# Start of Material supplied

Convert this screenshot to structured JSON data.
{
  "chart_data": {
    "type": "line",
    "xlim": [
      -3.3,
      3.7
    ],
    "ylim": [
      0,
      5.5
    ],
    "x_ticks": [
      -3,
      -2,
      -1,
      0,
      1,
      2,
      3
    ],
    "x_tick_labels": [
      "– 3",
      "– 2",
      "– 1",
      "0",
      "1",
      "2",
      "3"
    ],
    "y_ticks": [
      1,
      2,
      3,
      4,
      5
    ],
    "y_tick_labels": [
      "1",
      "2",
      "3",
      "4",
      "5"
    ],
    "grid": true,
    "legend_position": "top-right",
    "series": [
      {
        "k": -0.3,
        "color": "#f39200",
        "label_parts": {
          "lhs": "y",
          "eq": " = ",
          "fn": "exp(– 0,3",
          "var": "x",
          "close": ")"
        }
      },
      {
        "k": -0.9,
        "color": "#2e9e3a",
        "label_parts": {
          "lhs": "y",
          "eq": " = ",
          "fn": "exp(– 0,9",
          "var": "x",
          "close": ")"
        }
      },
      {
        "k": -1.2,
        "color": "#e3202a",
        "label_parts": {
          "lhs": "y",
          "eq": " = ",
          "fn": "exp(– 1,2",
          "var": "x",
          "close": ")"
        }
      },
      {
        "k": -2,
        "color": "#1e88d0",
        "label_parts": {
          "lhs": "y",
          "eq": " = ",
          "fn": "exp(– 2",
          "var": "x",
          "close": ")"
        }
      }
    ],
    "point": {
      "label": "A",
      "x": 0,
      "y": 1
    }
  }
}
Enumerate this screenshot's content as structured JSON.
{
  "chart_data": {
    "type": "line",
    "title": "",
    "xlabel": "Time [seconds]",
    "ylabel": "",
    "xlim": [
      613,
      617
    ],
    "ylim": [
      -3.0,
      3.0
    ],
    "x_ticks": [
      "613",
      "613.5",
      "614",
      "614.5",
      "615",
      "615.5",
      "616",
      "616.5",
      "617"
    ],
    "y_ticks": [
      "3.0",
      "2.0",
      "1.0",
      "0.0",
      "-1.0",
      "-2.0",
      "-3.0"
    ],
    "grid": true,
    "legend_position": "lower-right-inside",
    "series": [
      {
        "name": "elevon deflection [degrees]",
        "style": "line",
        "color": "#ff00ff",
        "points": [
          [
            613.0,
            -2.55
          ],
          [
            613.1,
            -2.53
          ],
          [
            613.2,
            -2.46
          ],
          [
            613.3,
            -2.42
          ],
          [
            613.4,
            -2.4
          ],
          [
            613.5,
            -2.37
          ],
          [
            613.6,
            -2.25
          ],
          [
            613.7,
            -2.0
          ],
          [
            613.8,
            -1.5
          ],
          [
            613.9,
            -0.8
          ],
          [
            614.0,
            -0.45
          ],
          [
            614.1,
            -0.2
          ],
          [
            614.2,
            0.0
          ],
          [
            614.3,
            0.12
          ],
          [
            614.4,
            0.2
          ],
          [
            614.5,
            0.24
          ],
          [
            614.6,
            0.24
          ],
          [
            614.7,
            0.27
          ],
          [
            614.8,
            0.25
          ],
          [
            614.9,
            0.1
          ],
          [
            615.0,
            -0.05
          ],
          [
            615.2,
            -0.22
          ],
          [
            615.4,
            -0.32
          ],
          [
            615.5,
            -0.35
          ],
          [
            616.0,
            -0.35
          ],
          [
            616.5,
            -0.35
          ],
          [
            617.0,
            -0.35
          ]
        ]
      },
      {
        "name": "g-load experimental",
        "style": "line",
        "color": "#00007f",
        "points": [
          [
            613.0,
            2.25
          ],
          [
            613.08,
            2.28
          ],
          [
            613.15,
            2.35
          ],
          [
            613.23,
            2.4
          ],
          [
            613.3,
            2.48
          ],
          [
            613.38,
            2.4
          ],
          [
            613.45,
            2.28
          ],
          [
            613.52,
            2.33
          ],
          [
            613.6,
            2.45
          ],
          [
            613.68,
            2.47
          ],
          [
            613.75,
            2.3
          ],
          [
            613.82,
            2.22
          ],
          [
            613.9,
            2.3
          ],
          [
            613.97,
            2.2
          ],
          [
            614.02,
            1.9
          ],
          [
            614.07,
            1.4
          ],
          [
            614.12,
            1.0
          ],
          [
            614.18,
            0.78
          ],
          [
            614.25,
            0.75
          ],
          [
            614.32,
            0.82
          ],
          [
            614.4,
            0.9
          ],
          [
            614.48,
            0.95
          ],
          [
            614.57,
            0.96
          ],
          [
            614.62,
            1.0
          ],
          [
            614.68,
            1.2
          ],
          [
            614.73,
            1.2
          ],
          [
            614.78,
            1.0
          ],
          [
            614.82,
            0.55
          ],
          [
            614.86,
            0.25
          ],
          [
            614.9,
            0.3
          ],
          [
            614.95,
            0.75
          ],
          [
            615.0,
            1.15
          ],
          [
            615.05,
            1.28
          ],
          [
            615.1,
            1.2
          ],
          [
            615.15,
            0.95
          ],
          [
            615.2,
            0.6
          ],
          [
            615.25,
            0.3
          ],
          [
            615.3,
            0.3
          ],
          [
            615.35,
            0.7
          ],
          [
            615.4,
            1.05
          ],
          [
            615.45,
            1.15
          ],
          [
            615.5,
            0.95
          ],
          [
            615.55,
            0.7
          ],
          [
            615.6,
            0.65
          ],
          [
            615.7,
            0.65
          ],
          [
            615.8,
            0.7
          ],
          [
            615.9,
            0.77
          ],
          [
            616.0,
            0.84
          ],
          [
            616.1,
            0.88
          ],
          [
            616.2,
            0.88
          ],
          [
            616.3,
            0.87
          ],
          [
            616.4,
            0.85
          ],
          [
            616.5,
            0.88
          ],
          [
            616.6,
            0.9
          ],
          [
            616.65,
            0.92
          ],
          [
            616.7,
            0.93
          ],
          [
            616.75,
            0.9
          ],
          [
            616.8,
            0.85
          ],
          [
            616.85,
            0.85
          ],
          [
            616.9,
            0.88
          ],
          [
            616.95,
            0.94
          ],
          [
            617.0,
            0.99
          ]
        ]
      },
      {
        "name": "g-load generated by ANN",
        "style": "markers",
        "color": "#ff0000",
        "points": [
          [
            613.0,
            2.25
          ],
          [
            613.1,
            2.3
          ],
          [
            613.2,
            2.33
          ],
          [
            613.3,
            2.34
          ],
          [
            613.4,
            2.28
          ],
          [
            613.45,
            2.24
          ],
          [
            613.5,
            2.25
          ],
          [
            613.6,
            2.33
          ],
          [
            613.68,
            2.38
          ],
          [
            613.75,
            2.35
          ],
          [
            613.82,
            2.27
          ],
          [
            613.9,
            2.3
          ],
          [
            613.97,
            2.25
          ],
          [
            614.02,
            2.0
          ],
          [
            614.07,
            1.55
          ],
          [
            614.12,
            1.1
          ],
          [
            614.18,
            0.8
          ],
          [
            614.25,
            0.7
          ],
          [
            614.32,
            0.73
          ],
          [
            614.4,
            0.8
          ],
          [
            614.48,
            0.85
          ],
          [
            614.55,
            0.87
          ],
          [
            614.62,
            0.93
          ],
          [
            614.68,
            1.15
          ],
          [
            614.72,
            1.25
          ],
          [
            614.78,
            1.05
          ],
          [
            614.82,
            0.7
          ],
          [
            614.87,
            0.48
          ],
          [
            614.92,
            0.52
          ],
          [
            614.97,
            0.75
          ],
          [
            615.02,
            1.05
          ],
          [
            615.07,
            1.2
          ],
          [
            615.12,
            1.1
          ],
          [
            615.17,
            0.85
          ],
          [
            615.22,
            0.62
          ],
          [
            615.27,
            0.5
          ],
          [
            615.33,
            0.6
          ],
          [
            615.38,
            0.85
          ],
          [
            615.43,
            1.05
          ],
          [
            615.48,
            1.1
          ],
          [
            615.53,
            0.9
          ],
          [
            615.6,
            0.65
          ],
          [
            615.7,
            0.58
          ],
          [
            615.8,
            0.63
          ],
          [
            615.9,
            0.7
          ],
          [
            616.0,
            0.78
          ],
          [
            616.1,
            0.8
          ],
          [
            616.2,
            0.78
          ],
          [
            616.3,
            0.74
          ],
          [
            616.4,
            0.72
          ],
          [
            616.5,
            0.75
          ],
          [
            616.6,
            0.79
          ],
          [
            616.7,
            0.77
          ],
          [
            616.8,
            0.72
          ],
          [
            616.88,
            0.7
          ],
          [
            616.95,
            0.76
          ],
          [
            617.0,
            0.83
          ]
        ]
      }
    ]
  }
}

# End of Material supplied
# Start of Material supplied

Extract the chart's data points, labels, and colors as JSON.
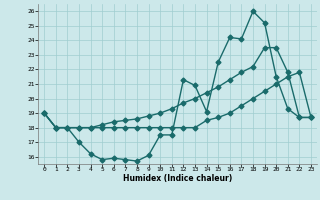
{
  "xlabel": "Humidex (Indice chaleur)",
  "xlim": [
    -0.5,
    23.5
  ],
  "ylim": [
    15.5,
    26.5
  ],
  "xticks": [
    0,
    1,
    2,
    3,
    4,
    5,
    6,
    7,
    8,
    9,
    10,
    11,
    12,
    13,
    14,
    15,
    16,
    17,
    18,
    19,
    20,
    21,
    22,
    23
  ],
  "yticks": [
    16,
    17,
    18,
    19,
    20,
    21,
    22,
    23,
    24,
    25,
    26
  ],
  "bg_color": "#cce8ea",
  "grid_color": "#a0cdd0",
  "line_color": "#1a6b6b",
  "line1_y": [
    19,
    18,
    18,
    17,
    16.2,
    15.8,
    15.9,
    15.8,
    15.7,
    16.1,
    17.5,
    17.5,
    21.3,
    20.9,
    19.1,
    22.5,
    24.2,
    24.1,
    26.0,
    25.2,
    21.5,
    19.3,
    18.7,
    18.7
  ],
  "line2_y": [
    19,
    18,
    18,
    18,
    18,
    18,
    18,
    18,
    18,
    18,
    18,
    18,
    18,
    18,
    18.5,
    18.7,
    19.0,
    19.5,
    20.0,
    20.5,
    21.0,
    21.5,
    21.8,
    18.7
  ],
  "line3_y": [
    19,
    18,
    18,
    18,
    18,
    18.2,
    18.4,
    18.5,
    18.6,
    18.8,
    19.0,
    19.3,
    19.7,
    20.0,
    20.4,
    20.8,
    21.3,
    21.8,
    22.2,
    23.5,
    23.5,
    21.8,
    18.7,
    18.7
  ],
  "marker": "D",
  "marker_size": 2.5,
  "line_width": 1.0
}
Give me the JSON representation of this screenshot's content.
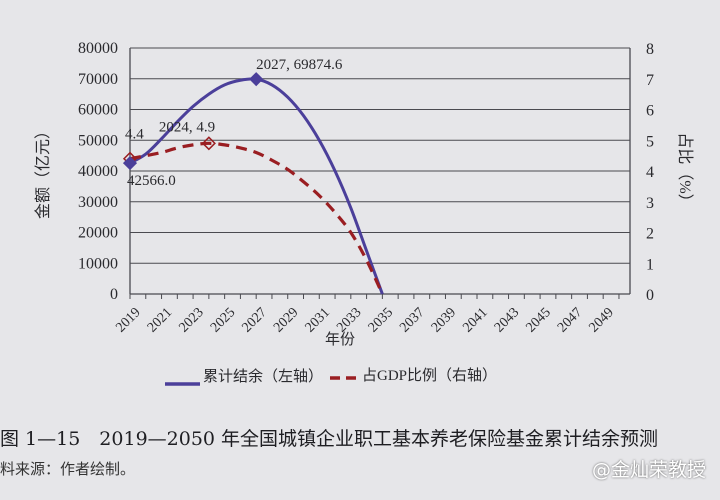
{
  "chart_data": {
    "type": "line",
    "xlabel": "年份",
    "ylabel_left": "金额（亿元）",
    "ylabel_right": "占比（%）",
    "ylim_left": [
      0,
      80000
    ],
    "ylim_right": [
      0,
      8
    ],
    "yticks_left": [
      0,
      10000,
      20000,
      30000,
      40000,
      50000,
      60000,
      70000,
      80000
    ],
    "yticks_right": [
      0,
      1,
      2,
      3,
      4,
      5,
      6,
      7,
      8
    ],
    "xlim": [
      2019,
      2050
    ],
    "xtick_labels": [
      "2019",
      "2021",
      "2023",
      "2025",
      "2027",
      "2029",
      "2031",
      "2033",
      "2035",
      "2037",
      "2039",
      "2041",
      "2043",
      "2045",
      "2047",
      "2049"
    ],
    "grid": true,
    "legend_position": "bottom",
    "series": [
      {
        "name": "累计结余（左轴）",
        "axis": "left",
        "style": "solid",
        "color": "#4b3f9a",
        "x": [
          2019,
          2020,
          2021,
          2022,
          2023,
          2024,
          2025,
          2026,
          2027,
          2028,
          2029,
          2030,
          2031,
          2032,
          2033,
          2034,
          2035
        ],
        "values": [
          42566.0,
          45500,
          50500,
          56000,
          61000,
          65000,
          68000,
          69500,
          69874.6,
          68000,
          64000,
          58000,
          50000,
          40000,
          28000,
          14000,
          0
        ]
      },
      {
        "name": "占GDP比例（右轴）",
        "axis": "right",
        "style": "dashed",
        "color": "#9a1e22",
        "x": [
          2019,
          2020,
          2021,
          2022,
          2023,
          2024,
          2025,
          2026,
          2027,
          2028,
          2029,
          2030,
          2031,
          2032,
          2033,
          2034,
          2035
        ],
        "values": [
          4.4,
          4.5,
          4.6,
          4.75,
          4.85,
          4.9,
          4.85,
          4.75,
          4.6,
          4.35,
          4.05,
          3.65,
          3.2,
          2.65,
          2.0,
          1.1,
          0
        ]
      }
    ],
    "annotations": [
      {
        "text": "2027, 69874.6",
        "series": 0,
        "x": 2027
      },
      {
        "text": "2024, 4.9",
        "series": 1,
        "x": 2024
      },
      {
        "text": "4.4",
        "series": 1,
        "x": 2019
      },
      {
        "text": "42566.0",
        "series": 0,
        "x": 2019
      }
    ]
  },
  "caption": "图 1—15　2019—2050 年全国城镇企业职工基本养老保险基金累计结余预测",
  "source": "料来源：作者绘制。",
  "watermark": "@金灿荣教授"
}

# End of Material supplied

* _Your objective_: Count how many lines above contain the word "load". Reply with the number alone.

* _Result_: 2